#### Zu erledigende Aufgaben:
**1)** Geben Sie den Abschnitt des Reiseberichts zwischen "Noord-Beveland > Goeree" und "Halbinselzipfel weiter hoppen.", beide einschließlich, wortgetreu wieder.
**2)** Übersetzen Sie den folgenden Satz aus dem Reisebericht ins Englische: „Noord-Beveland verlassen wir nachmittags, fahren über die 5 km lange, unter Denkmalschutz stehende Zeelandbrug und durchqueren Schouwen-Duiveland.“
**3)** Führen Sie den Reisebericht über die Fahrt von Noord-Beveland nach Goeree-Overflakkee im Anschluss an dessen letzten Satz weiter.

Noord-Beveland > Goeree Overflakkee - Middelharnis


20.10.2022 Donnerstag

Heute steht die Weiterreise an. Wir wollen zwei Halbinselzipfel weiter hoppen. 

Bei etwas diesiger Wetterlage verlassen wir den schönen Platz bei der Bauernfamilie und fahren hinter Vrouwenpolder über den Damm nach Noord-Beveland ans Ufer des Veersemeers gegenüber dem Städtchen Veere, das wir gestern besucht haben. Der dort verzehrte lappige Pfannkuchen liegt übrigens immer noch im Magen. Das hindert uns aber nicht daran, nach einem kurzen Spaziergang im Lokal am Meer einzukehren und ein Stück einer sehr köstlichen Appeltaart zu uns zu nehmen. Und das in bester Gesellschaft! Mit einem auch campenden Paar, das ganz treu unsere Reisen verfolgt und in der Nähe wohnt, haben wir ein Date. Die beiden fahren mit ihrem Womo vor, das sie häufig auch nur tagsüber an schönen Strandabschnitten nutzen und abends wieder in ihr Haus fahren. Sehr lustig und sehr angenehm sitzen wir ein gemütliches Stündchen zusammen. Schön, wenn man miteinander erzählen kann, schön, mal nicht zu schreiben, sondern zu reden. Echt klasse, Ihr Lieben, toll, dass Ihr Euch gemeldet hattet und wir uns treffen konnten. Auch Chianga war angetan von Euren zwei Hündchen, fand sie sichtlich weitaus interessanter als den wildgewordenen Goldendoodle eines Spaziergängers, der kurz und bündig mit seinem sonnigen Gemüt alle Register zog und wie ein Flummi um und fast über uns sprang.

Noord-Beveland verlassen wir nachmittags, fahren über die 5 km lange, unter Denkmalschutz stehende Zeelandbrug und durchqueren Schouwen-Duiveland. Hinter Bruinisse geht es über den 6 km langen Damm übers Grevelingemeer am Seilbahnanker vorbei, einem Denkmal zur Erinnerung an den Bau des Grevelingendams.

[Einträge aus einer Datenquelle]

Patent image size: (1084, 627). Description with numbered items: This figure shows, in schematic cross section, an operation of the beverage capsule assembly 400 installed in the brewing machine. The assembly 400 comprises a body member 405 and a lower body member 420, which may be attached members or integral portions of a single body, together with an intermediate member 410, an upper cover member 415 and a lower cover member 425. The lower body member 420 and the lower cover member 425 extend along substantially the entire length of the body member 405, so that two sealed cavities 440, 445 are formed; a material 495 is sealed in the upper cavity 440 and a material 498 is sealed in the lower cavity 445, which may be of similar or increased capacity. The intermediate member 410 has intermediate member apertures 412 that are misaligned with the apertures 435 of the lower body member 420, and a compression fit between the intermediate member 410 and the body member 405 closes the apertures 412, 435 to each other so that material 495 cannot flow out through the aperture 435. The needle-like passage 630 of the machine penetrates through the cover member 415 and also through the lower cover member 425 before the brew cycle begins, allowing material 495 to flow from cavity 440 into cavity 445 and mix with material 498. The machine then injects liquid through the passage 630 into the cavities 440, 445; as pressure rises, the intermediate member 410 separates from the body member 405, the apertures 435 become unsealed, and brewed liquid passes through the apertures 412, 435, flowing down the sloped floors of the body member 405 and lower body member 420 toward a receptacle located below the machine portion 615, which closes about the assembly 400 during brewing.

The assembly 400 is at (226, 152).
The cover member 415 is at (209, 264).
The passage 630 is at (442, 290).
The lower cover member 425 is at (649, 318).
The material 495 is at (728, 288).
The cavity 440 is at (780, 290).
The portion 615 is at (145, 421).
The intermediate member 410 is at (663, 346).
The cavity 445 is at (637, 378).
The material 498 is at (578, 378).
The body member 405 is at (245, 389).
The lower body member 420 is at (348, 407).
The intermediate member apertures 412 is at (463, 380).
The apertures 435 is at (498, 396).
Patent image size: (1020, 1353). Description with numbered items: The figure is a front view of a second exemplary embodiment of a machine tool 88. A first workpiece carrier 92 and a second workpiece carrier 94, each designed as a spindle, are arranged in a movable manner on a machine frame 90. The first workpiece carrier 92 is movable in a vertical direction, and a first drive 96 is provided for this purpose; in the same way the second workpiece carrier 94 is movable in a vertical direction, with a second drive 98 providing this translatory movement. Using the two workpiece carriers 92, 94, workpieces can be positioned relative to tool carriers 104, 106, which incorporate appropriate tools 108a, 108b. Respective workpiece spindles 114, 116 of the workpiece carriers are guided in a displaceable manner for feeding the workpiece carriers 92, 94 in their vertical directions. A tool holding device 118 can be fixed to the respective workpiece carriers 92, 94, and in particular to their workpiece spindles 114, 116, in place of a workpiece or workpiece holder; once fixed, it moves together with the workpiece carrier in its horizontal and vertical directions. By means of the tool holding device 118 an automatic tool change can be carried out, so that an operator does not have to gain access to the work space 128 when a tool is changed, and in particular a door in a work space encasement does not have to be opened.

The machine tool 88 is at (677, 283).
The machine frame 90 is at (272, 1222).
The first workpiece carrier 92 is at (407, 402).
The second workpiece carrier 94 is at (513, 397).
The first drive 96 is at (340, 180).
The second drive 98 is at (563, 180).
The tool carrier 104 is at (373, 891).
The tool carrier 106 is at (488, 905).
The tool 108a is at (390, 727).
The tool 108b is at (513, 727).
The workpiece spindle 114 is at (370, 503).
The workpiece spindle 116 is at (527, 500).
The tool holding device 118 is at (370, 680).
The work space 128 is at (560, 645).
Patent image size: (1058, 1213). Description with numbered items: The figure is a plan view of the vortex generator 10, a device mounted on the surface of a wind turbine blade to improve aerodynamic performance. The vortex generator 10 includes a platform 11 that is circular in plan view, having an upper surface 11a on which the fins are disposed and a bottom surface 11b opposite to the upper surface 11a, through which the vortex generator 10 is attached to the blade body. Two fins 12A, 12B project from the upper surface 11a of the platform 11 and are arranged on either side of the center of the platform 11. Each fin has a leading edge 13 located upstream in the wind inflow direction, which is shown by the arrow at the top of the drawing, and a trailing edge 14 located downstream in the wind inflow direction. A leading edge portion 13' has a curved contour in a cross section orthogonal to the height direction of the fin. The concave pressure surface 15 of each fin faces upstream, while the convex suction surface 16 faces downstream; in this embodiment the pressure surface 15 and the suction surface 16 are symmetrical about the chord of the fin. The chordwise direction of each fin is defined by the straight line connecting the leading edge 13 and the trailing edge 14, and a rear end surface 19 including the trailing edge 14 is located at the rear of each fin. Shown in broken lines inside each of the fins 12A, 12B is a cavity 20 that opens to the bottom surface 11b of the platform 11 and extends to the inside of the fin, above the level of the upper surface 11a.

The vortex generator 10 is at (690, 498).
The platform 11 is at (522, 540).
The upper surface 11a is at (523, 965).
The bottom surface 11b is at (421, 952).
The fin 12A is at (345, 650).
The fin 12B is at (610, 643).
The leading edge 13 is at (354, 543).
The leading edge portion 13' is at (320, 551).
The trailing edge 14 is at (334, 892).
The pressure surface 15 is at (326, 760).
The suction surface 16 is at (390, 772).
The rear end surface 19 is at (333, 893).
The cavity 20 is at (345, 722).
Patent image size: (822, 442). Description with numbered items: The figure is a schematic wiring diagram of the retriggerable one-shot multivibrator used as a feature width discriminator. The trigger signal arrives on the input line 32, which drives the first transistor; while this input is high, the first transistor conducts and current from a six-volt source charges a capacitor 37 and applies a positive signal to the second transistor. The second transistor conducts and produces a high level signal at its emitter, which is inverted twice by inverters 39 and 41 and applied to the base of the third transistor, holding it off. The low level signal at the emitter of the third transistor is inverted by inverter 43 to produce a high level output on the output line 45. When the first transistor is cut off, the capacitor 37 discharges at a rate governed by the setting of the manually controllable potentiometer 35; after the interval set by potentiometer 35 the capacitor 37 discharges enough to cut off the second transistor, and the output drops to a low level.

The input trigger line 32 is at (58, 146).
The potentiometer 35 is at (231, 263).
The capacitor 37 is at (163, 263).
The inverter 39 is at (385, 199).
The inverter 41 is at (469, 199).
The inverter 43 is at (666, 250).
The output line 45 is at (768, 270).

#### Antworten je Aufgabe:
**1)**
Noord-Beveland > Goeree Overflakkee - Middelharnis


20.10.2022 Donnerstag

Heute steht die Weiterreise an. Wir wollen zwei Halbinselzipfel weiter hoppen.

**2)** We leave Noord-Beveland in the afternoon, drive across the 5 km long, heritage-listed Zeelandbrug, and cross Schouwen-Duiveland.

**3)**
Nun sind wir auf Goeree Overflakkee. Auch hier, wie in einigen Regionen vorher, wehen viele Landesfahnen im Wind an Ackerrändern. Das hat es in den Jahren zuvor bei unseren Besuchen so nicht gegeben. Häufig stehen Plakate dabei oder hängen Transparente: „zonder boeren, geen eten“ (keine Bauern, keine Nahrung). Grund für die schon länger andauernden und leider teils eskalierenden Proteste der Bauern sind verschärfte Umweltauflagen. Die Niederlande verstoßen seit Jahrzehnten gegen die Normen für den Stickstoff-Ausstoß, was zu einer Schädigung der Naturgebiete führt. Höchstrichterlich wurde die Notbremse gezogen, die Emissionen müssen um 50 %, in Naturgebieten sogar um 70 %, herunter gefahren werden. Davon ist der größte Verursacher, die intensive Landwirtschaft, betroffen. Einem Drittel der Viehbetriebe, so lt. Regierung, droht das Ende. Es geht im wahrsten Sinne des Wortes „um die Wurst“. Und als sei das nicht das Schlimmste, nein, an die immer radikaler werdenden Proteste der Bauern hängen sich alle möglichen gewaltbereiten Gruppierungen, und den rechten und populistischen Parteien kommt der Bauern-Aufstand wie gerufen. Diese Entwicklung ist nicht neu in den Niederlanden, schwelt schon lange, schwappt auch nach Deutschland über, und muss wohl leider auch Premier Rutte angelastet werden, der „Strahlemann“ trägt wohl nicht umsonst den Spitznamen „Teflon-Mark“ wegen seiner Fähigkeit zum Wegschieben von Schwierigkeiten, an dem Probleme, wie man liest, abgleiten wie der Pfannkuchen aus der beschichteten Pfanne. Und da ist sie jetzt also: die Rache des Pfannkuchens. Den Vorgeschmack hatten wir ja gestern. Grausig!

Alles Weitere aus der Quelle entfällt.